> THE EXERCISE
Select the lines below containing the word "type".
--- Start of ROWS ---
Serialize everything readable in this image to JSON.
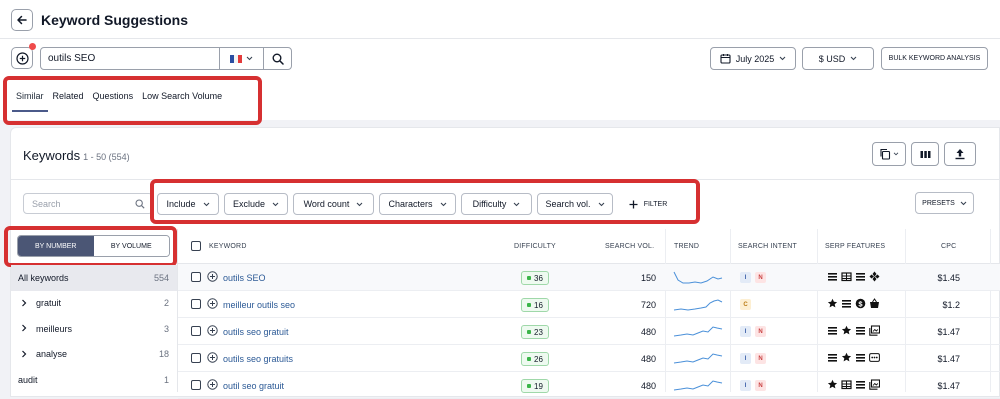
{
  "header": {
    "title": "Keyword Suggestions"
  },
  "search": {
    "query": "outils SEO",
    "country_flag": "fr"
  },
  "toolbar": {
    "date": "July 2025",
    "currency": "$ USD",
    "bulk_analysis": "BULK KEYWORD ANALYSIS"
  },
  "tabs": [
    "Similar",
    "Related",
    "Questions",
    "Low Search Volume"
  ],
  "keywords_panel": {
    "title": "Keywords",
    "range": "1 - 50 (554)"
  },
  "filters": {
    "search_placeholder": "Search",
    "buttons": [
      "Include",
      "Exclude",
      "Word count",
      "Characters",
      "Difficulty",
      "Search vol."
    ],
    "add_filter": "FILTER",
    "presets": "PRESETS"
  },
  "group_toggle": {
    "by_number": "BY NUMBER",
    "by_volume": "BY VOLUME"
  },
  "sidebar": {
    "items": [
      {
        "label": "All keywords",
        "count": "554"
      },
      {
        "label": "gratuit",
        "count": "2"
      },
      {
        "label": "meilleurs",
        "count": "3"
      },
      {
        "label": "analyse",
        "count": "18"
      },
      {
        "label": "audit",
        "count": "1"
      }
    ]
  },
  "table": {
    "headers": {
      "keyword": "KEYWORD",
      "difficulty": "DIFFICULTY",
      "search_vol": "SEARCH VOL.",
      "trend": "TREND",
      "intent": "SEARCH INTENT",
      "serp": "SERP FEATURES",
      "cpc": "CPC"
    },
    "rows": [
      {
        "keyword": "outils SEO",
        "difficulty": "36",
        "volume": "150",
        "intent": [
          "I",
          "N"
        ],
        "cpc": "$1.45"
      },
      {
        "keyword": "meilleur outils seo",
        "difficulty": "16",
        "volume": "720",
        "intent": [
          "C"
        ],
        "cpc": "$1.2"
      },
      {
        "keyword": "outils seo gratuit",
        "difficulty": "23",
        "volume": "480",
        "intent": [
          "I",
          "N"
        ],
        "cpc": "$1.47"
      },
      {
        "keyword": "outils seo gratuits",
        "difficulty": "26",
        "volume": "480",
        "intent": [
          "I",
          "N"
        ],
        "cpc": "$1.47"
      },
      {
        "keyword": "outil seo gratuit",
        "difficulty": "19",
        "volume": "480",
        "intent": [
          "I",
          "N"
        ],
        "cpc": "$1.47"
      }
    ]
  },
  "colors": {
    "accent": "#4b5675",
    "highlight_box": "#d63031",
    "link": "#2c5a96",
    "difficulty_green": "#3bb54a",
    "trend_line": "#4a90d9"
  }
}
--- End of ROWS ---
--- Start of ROWS ---
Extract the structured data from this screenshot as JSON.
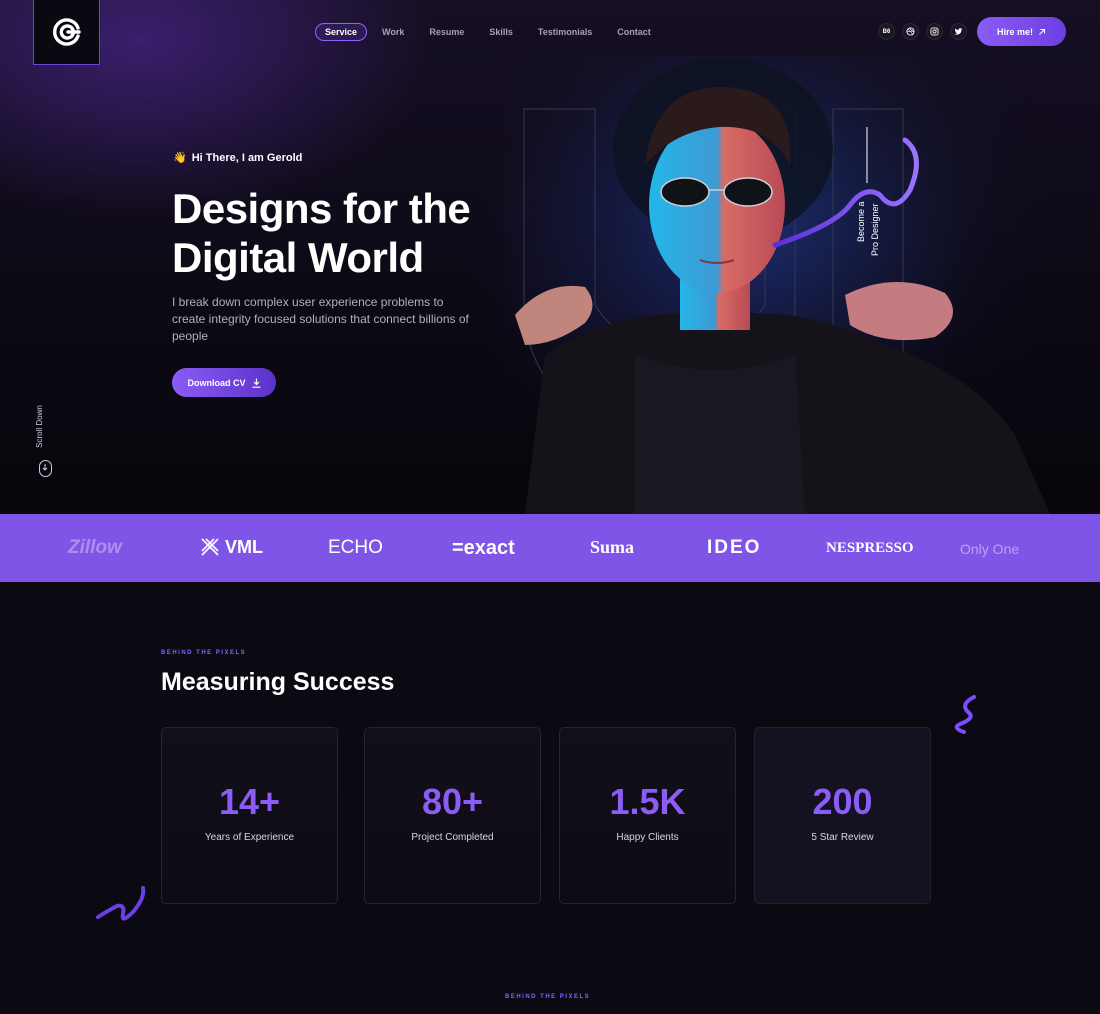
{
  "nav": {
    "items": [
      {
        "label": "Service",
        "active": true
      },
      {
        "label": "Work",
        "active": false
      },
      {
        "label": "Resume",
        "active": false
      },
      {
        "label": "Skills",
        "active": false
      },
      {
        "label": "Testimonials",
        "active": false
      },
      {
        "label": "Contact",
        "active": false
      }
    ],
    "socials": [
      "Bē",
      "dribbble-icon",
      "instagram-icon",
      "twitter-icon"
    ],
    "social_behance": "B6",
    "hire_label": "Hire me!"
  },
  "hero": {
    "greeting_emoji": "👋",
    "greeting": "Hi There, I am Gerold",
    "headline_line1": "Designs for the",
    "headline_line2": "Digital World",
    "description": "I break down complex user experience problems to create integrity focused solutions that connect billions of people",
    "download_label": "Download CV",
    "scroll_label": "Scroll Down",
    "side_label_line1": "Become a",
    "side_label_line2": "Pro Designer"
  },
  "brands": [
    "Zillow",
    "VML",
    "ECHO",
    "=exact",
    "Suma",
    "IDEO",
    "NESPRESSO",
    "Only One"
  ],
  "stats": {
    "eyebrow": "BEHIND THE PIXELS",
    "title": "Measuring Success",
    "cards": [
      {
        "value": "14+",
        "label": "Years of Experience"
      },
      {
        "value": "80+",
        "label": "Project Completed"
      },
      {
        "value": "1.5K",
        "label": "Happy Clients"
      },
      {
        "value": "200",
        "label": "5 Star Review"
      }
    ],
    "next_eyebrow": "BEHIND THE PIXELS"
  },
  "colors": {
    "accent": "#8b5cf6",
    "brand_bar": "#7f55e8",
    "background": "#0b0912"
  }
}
--- End of ROWS ---
--- Start of ROWS ---
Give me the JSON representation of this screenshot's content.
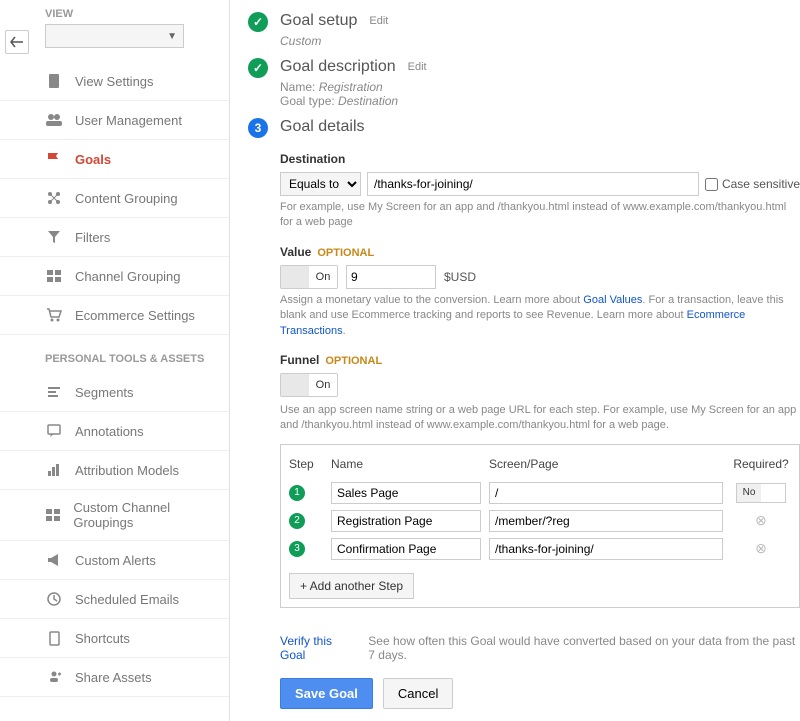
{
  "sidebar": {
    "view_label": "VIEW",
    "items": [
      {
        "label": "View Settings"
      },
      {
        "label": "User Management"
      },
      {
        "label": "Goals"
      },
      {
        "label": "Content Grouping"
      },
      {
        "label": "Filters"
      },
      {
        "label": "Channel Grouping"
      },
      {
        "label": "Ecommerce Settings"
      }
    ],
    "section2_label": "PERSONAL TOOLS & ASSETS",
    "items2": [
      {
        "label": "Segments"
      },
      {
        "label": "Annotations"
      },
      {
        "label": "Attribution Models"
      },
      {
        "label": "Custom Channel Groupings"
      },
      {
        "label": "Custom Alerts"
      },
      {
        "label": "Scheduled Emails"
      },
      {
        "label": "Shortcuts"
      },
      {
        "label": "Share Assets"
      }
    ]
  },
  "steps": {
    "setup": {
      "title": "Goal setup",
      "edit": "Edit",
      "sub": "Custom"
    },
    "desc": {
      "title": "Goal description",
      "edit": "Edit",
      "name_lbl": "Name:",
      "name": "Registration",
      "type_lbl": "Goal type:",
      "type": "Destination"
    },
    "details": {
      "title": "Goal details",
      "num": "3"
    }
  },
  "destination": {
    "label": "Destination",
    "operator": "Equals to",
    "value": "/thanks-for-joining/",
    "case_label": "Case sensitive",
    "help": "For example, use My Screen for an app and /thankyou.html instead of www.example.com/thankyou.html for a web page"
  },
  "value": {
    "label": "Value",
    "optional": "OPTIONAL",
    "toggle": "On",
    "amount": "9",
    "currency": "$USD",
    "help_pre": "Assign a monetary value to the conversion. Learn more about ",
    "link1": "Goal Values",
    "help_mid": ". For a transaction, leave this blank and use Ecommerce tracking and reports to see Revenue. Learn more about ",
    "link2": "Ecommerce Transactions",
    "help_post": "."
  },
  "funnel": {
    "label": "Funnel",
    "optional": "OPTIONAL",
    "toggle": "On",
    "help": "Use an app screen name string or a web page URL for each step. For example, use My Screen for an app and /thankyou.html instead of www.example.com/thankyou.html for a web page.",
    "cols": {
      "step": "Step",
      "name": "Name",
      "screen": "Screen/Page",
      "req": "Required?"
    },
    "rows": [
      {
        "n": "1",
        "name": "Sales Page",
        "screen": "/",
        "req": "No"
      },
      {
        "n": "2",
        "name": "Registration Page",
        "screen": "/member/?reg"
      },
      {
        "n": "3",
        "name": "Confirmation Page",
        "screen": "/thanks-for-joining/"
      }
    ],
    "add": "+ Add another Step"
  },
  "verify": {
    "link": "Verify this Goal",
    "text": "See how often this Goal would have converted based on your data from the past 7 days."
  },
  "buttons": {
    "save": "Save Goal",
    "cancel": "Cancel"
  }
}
--- End of ROWS ---
> FULL ANSWER
      "type_lbl": "Goal type:",
      "type": "Destination"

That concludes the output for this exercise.